WHAT TO PRODUCE
Exclude the pictures and return every line exactly as written.
··········
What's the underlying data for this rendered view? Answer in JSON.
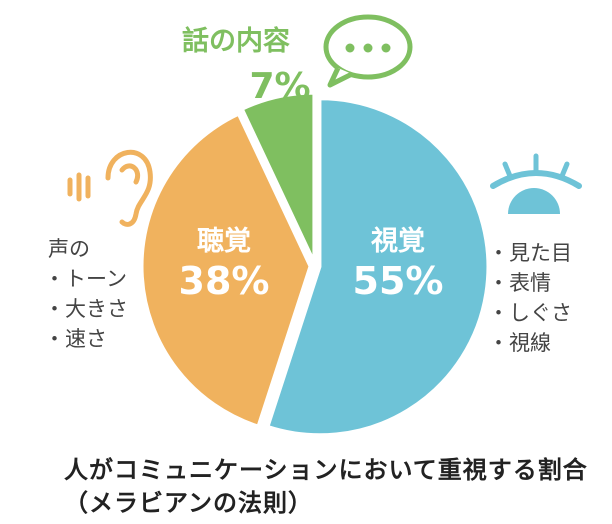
{
  "chart_data": {
    "type": "pie",
    "categories": [
      "視覚",
      "聴覚",
      "話の内容"
    ],
    "values": [
      55,
      38,
      7
    ],
    "value_labels": [
      "55%",
      "38%",
      "7%"
    ],
    "colors": [
      "#6ec3d7",
      "#f0b25e",
      "#7fbf60"
    ],
    "label_color_outside": "#7fbf60"
  },
  "annotations": {
    "visual": {
      "icon": "eye-icon",
      "items": [
        "・見た目",
        "・表情",
        "・しぐさ",
        "・視線"
      ]
    },
    "auditory": {
      "icon": "ear-icon",
      "title": "声の",
      "items": [
        "・トーン",
        "・大きさ",
        "・速さ"
      ]
    },
    "content": {
      "icon": "speech-bubble-icon"
    }
  },
  "caption": {
    "line1": "人がコミュニケーションにおいて重視する割合",
    "line2": "（メラビアンの法則）"
  }
}
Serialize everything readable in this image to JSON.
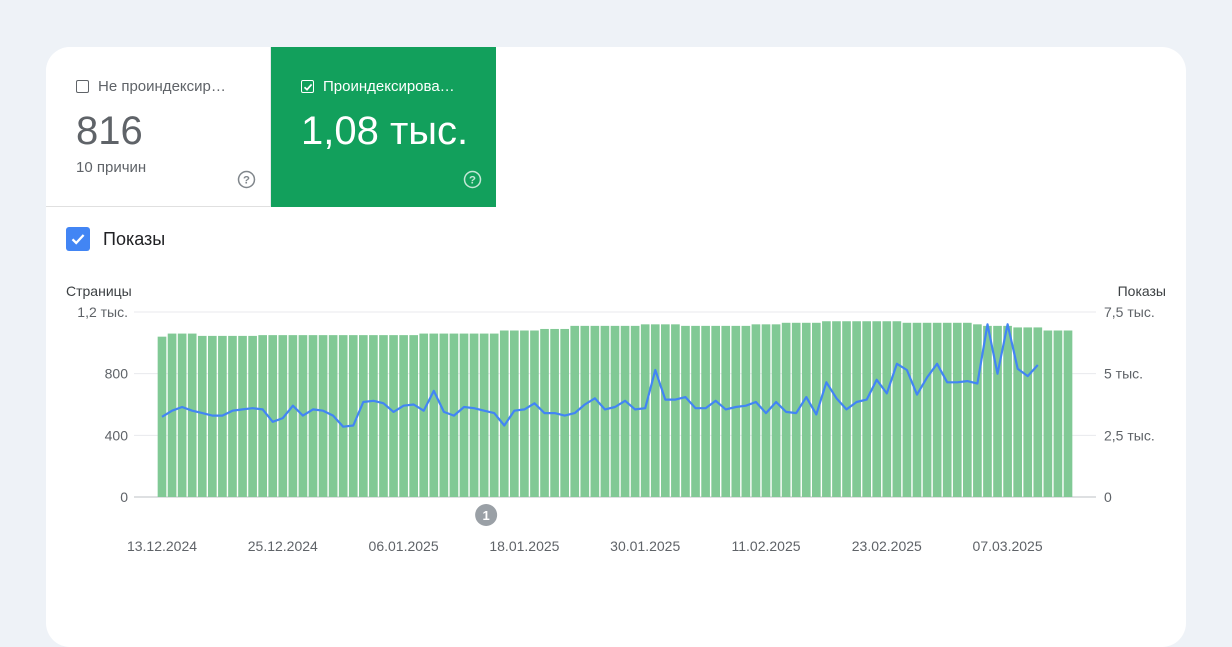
{
  "tabs": [
    {
      "label": "Не проиндексир…",
      "value": "816",
      "subtitle": "10 причин",
      "checked": false
    },
    {
      "label": "Проиндексирова…",
      "value": "1,08 тыс.",
      "checked": true,
      "color": "#12a05c"
    }
  ],
  "metric_toggle": {
    "label": "Показы",
    "checked": true,
    "color": "#4285f4"
  },
  "chart_data": {
    "type": "bar",
    "left_axis_title": "Страницы",
    "right_axis_title": "Показы",
    "left_ticks": [
      "0",
      "400",
      "800",
      "1,2 тыс."
    ],
    "right_ticks": [
      "0",
      "2,5 тыс.",
      "5 тыс.",
      "7,5 тыс."
    ],
    "x_tick_labels": [
      "13.12.2024",
      "25.12.2024",
      "06.01.2025",
      "18.01.2025",
      "30.01.2025",
      "11.02.2025",
      "23.02.2025",
      "07.03.2025"
    ],
    "annotation": "1",
    "ylim_left": [
      0,
      1200
    ],
    "ylim_right": [
      0,
      7500
    ],
    "start_date": "13.12.2024",
    "bar_color": "#81c995",
    "line_color": "#4285f4",
    "series": [
      {
        "name": "Страницы",
        "values": [
          1040,
          1060,
          1060,
          1060,
          1045,
          1045,
          1045,
          1045,
          1045,
          1045,
          1050,
          1050,
          1050,
          1050,
          1050,
          1050,
          1050,
          1050,
          1050,
          1050,
          1050,
          1050,
          1050,
          1050,
          1050,
          1050,
          1060,
          1060,
          1060,
          1060,
          1060,
          1060,
          1060,
          1060,
          1080,
          1080,
          1080,
          1080,
          1090,
          1090,
          1090,
          1110,
          1110,
          1110,
          1110,
          1110,
          1110,
          1110,
          1120,
          1120,
          1120,
          1120,
          1110,
          1110,
          1110,
          1110,
          1110,
          1110,
          1110,
          1120,
          1120,
          1120,
          1130,
          1130,
          1130,
          1130,
          1140,
          1140,
          1140,
          1140,
          1140,
          1140,
          1140,
          1140,
          1130,
          1130,
          1130,
          1130,
          1130,
          1130,
          1130,
          1120,
          1110,
          1110,
          1110,
          1100,
          1100,
          1100,
          1080,
          1080,
          1080
        ]
      },
      {
        "name": "Показы",
        "values": [
          3250,
          3500,
          3650,
          3500,
          3400,
          3300,
          3300,
          3500,
          3550,
          3600,
          3550,
          3050,
          3200,
          3700,
          3300,
          3550,
          3500,
          3300,
          2850,
          2900,
          3850,
          3900,
          3800,
          3450,
          3700,
          3750,
          3500,
          4300,
          3450,
          3300,
          3650,
          3600,
          3500,
          3400,
          2900,
          3500,
          3550,
          3800,
          3400,
          3400,
          3300,
          3400,
          3750,
          4000,
          3550,
          3650,
          3900,
          3550,
          3600,
          5150,
          3950,
          3950,
          4050,
          3600,
          3600,
          3900,
          3550,
          3650,
          3700,
          3850,
          3400,
          3850,
          3450,
          3400,
          4050,
          3350,
          4650,
          4000,
          3550,
          3850,
          3950,
          4750,
          4200,
          5400,
          5150,
          4150,
          4850,
          5400,
          4650,
          4650,
          4700,
          4600,
          7000,
          5000,
          7000,
          5200,
          4900,
          5350
        ]
      }
    ]
  }
}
··········
OUTPUT BELOW
What's the underlying data for this rendered view? Answer in JSON.
{
  "chart_data": {
    "type": "pie",
    "categories": [
      "視覚",
      "聴覚",
      "話の内容"
    ],
    "values": [
      55,
      38,
      7
    ],
    "value_labels": [
      "55%",
      "38%",
      "7%"
    ],
    "colors": [
      "#6ec3d7",
      "#f0b25e",
      "#7fbf60"
    ],
    "label_color_outside": "#7fbf60"
  },
  "annotations": {
    "visual": {
      "icon": "eye-icon",
      "items": [
        "・見た目",
        "・表情",
        "・しぐさ",
        "・視線"
      ]
    },
    "auditory": {
      "icon": "ear-icon",
      "title": "声の",
      "items": [
        "・トーン",
        "・大きさ",
        "・速さ"
      ]
    },
    "content": {
      "icon": "speech-bubble-icon"
    }
  },
  "caption": {
    "line1": "人がコミュニケーションにおいて重視する割合",
    "line2": "（メラビアンの法則）"
  }
}
Serialize everything readable in this image to JSON.
{
  "tabs": [
    {
      "label": "Не проиндексир…",
      "value": "816",
      "subtitle": "10 причин",
      "checked": false
    },
    {
      "label": "Проиндексирова…",
      "value": "1,08 тыс.",
      "checked": true,
      "color": "#12a05c"
    }
  ],
  "metric_toggle": {
    "label": "Показы",
    "checked": true,
    "color": "#4285f4"
  },
  "chart_data": {
    "type": "bar",
    "left_axis_title": "Страницы",
    "right_axis_title": "Показы",
    "left_ticks": [
      "0",
      "400",
      "800",
      "1,2 тыс."
    ],
    "right_ticks": [
      "0",
      "2,5 тыс.",
      "5 тыс.",
      "7,5 тыс."
    ],
    "x_tick_labels": [
      "13.12.2024",
      "25.12.2024",
      "06.01.2025",
      "18.01.2025",
      "30.01.2025",
      "11.02.2025",
      "23.02.2025",
      "07.03.2025"
    ],
    "annotation": "1",
    "ylim_left": [
      0,
      1200
    ],
    "ylim_right": [
      0,
      7500
    ],
    "start_date": "13.12.2024",
    "bar_color": "#81c995",
    "line_color": "#4285f4",
    "series": [
      {
        "name": "Страницы",
        "values": [
          1040,
          1060,
          1060,
          1060,
          1045,
          1045,
          1045,
          1045,
          1045,
          1045,
          1050,
          1050,
          1050,
          1050,
          1050,
          1050,
          1050,
          1050,
          1050,
          1050,
          1050,
          1050,
          1050,
          1050,
          1050,
          1050,
          1060,
          1060,
          1060,
          1060,
          1060,
          1060,
          1060,
          1060,
          1080,
          1080,
          1080,
          1080,
          1090,
          1090,
          1090,
          1110,
          1110,
          1110,
          1110,
          1110,
          1110,
          1110,
          1120,
          1120,
          1120,
          1120,
          1110,
          1110,
          1110,
          1110,
          1110,
          1110,
          1110,
          1120,
          1120,
          1120,
          1130,
          1130,
          1130,
          1130,
          1140,
          1140,
          1140,
          1140,
          1140,
          1140,
          1140,
          1140,
          1130,
          1130,
          1130,
          1130,
          1130,
          1130,
          1130,
          1120,
          1110,
          1110,
          1110,
          1100,
          1100,
          1100,
          1080,
          1080,
          1080
        ]
      },
      {
        "name": "Показы",
        "values": [
          3250,
          3500,
          3650,
          3500,
          3400,
          3300,
          3300,
          3500,
          3550,
          3600,
          3550,
          3050,
          3200,
          3700,
          3300,
          3550,
          3500,
          3300,
          2850,
          2900,
          3850,
          3900,
          3800,
          3450,
          3700,
          3750,
          3500,
          4300,
          3450,
          3300,
          3650,
          3600,
          3500,
          3400,
          2900,
          3500,
          3550,
          3800,
          3400,
          3400,
          3300,
          3400,
          3750,
          4000,
          3550,
          3650,
          3900,
          3550,
          3600,
          5150,
          3950,
          3950,
          4050,
          3600,
          3600,
          3900,
          3550,
          3650,
          3700,
          3850,
          3400,
          3850,
          3450,
          3400,
          4050,
          3350,
          4650,
          4000,
          3550,
          3850,
          3950,
          4750,
          4200,
          5400,
          5150,
          4150,
          4850,
          5400,
          4650,
          4650,
          4700,
          4600,
          7000,
          5000,
          7000,
          5200,
          4900,
          5350
        ]
      }
    ]
  }
}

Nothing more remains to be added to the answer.